### Short problem
In full and without deviation, write out the entries that follow.

— START Task material —

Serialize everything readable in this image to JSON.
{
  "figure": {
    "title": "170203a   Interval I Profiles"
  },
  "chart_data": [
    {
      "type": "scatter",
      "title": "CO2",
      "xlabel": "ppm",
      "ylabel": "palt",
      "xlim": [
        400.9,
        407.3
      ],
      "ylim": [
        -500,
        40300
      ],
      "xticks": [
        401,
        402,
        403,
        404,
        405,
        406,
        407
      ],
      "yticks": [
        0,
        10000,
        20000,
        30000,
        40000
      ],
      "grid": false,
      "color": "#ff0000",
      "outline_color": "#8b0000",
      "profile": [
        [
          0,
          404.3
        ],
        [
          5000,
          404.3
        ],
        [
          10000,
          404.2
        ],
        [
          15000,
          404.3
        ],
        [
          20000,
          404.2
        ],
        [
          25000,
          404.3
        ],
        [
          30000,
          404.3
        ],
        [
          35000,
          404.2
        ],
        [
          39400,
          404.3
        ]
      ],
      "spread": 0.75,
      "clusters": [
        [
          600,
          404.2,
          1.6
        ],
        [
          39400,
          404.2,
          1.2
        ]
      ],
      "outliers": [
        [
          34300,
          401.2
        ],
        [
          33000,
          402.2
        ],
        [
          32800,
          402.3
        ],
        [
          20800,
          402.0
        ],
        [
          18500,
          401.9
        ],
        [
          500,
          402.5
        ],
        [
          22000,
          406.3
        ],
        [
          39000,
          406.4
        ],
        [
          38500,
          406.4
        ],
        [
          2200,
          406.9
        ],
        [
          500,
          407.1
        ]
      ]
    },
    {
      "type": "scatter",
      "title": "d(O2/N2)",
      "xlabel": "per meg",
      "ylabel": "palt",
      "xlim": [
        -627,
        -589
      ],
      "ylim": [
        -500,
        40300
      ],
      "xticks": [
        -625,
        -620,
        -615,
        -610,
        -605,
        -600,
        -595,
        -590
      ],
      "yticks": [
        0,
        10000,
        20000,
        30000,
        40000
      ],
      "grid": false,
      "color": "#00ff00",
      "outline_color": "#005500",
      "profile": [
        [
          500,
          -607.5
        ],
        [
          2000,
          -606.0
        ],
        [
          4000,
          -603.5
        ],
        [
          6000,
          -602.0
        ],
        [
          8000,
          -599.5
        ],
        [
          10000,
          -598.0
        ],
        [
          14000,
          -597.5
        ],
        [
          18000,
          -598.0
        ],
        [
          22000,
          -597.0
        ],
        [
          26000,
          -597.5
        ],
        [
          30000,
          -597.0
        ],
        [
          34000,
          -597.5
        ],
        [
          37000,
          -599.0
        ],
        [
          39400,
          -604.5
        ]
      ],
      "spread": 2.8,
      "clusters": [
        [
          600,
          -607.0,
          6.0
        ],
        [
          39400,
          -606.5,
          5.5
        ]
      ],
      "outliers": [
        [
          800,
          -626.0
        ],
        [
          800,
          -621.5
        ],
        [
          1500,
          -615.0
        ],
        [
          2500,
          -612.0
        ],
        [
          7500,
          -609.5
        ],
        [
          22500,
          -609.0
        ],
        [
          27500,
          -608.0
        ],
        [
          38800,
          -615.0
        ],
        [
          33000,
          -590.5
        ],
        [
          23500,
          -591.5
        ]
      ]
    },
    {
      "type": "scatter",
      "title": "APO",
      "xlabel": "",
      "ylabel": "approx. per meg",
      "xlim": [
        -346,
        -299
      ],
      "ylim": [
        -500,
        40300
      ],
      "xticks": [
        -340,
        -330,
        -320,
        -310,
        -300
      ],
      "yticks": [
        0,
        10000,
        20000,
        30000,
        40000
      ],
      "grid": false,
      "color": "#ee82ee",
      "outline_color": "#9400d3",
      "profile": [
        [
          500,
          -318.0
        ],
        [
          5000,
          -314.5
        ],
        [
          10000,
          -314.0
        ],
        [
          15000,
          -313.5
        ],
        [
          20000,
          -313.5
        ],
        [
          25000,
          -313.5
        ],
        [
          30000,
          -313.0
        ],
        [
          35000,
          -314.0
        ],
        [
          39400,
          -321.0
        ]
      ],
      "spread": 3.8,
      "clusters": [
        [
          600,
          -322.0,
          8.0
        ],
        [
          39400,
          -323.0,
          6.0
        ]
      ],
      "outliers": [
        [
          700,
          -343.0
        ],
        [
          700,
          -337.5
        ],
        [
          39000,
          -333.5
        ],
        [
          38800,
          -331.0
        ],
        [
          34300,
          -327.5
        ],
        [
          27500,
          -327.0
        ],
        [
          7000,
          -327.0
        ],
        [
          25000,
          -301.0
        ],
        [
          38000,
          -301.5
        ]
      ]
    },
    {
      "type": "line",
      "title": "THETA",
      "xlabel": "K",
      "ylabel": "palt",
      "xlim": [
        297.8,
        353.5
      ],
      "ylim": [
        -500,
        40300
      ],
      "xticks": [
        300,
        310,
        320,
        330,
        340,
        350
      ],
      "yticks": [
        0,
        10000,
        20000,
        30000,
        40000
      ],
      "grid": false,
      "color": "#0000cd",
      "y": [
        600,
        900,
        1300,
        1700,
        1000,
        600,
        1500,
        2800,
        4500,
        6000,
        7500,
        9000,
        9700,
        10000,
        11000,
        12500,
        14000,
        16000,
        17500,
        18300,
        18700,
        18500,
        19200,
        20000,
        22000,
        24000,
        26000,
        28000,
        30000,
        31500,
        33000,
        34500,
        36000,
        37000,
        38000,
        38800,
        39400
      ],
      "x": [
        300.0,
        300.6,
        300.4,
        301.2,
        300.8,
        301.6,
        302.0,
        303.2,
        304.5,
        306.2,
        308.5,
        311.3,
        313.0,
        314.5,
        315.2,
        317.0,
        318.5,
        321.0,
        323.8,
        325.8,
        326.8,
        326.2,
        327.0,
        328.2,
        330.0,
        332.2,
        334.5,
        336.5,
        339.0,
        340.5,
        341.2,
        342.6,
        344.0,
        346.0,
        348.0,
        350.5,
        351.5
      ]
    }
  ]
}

— END Task material —

### Answer
Serialize everything readable in this image to JSON.
{
  "figure": {
    "title": "170203a   Interval I Profiles"
  },
  "chart_data": [
    {
      "type": "scatter",
      "title": "CO2",
      "xlabel": "ppm",
      "ylabel": "palt",
      "xlim": [
        400.9,
        407.3
      ],
      "ylim": [
        -500,
        40300
      ],
      "xticks": [
        401,
        402,
        403,
        404,
        405,
        406,
        407
      ],
      "yticks": [
        0,
        10000,
        20000,
        30000,
        40000
      ],
      "grid": false,
      "color": "#ff0000",
      "outline_color": "#8b0000",
      "profile": [
        [
          0,
          404.3
        ],
        [
          5000,
          404.3
        ],
        [
          10000,
          404.2
        ],
        [
          15000,
          404.3
        ],
        [
          20000,
          404.2
        ],
        [
          25000,
          404.3
        ],
        [
          30000,
          404.3
        ],
        [
          35000,
          404.2
        ],
        [
          39400,
          404.3
        ]
      ],
      "spread": 0.75,
      "clusters": [
        [
          600,
          404.2,
          1.6
        ],
        [
          39400,
          404.2,
          1.2
        ]
      ],
      "outliers": [
        [
          34300,
          401.2
        ],
        [
          33000,
          402.2
        ],
        [
          32800,
          402.3
        ],
        [
          20800,
          402.0
        ],
        [
          18500,
          401.9
        ],
        [
          500,
          402.5
        ],
        [
          22000,
          406.3
        ],
        [
          39000,
          406.4
        ],
        [
          38500,
          406.4
        ],
        [
          2200,
          406.9
        ],
        [
          500,
          407.1
        ]
      ]
    },
    {
      "type": "scatter",
      "title": "d(O2/N2)",
      "xlabel": "per meg",
      "ylabel": "palt",
      "xlim": [
        -627,
        -589
      ],
      "ylim": [
        -500,
        40300
      ],
      "xticks": [
        -625,
        -620,
        -615,
        -610,
        -605,
        -600,
        -595,
        -590
      ],
      "yticks": [
        0,
        10000,
        20000,
        30000,
        40000
      ],
      "grid": false,
      "color": "#00ff00",
      "outline_color": "#005500",
      "profile": [
        [
          500,
          -607.5
        ],
        [
          2000,
          -606.0
        ],
        [
          4000,
          -603.5
        ],
        [
          6000,
          -602.0
        ],
        [
          8000,
          -599.5
        ],
        [
          10000,
          -598.0
        ],
        [
          14000,
          -597.5
        ],
        [
          18000,
          -598.0
        ],
        [
          22000,
          -597.0
        ],
        [
          26000,
          -597.5
        ],
        [
          30000,
          -597.0
        ],
        [
          34000,
          -597.5
        ],
        [
          37000,
          -599.0
        ],
        [
          39400,
          -604.5
        ]
      ],
      "spread": 2.8,
      "clusters": [
        [
          600,
          -607.0,
          6.0
        ],
        [
          39400,
          -606.5,
          5.5
        ]
      ],
      "outliers": [
        [
          800,
          -626.0
        ],
        [
          800,
          -621.5
        ],
        [
          1500,
          -615.0
        ],
        [
          2500,
          -612.0
        ],
        [
          7500,
          -609.5
        ],
        [
          22500,
          -609.0
        ],
        [
          27500,
          -608.0
        ],
        [
          38800,
          -615.0
        ],
        [
          33000,
          -590.5
        ],
        [
          23500,
          -591.5
        ]
      ]
    },
    {
      "type": "scatter",
      "title": "APO",
      "xlabel": "",
      "ylabel": "approx. per meg",
      "xlim": [
        -346,
        -299
      ],
      "ylim": [
        -500,
        40300
      ],
      "xticks": [
        -340,
        -330,
        -320,
        -310,
        -300
      ],
      "yticks": [
        0,
        10000,
        20000,
        30000,
        40000
      ],
      "grid": false,
      "color": "#ee82ee",
      "outline_color": "#9400d3",
      "profile": [
        [
          500,
          -318.0
        ],
        [
          5000,
          -314.5
        ],
        [
          10000,
          -314.0
        ],
        [
          15000,
          -313.5
        ],
        [
          20000,
          -313.5
        ],
        [
          25000,
          -313.5
        ],
        [
          30000,
          -313.0
        ],
        [
          35000,
          -314.0
        ],
        [
          39400,
          -321.0
        ]
      ],
      "spread": 3.8,
      "clusters": [
        [
          600,
          -322.0,
          8.0
        ],
        [
          39400,
          -323.0,
          6.0
        ]
      ],
      "outliers": [
        [
          700,
          -343.0
        ],
        [
          700,
          -337.5
        ],
        [
          39000,
          -333.5
        ],
        [
          38800,
          -331.0
        ],
        [
          34300,
          -327.5
        ],
        [
          27500,
          -327.0
        ],
        [
          7000,
          -327.0
        ],
        [
          25000,
          -301.0
        ],
        [
          38000,
          -301.5
        ]
      ]
    },
    {
      "type": "line",
      "title": "THETA",
      "xlabel": "K",
      "ylabel": "palt",
      "xlim": [
        297.8,
        353.5
      ],
      "ylim": [
        -500,
        40300
      ],
      "xticks": [
        300,
        310,
        320,
        330,
        340,
        350
      ],
      "yticks": [
        0,
        10000,
        20000,
        30000,
        40000
      ],
      "grid": false,
      "color": "#0000cd",
      "y": [
        600,
        900,
        1300,
        1700,
        1000,
        600,
        1500,
        2800,
        4500,
        6000,
        7500,
        9000,
        9700,
        10000,
        11000,
        12500,
        14000,
        16000,
        17500,
        18300,
        18700,
        18500,
        19200,
        20000,
        22000,
        24000,
        26000,
        28000,
        30000,
        31500,
        33000,
        34500,
        36000,
        37000,
        38000,
        38800,
        39400
      ],
      "x": [
        300.0,
        300.6,
        300.4,
        301.2,
        300.8,
        301.6,
        302.0,
        303.2,
        304.5,
        306.2,
        308.5,
        311.3,
        313.0,
        314.5,
        315.2,
        317.0,
        318.5,
        321.0,
        323.8,
        325.8,
        326.8,
        326.2,
        327.0,
        328.2,
        330.0,
        332.2,
        334.5,
        336.5,
        339.0,
        340.5,
        341.2,
        342.6,
        344.0,
        346.0,
        348.0,
        350.5,
        351.5
      ]
    }
  ]
}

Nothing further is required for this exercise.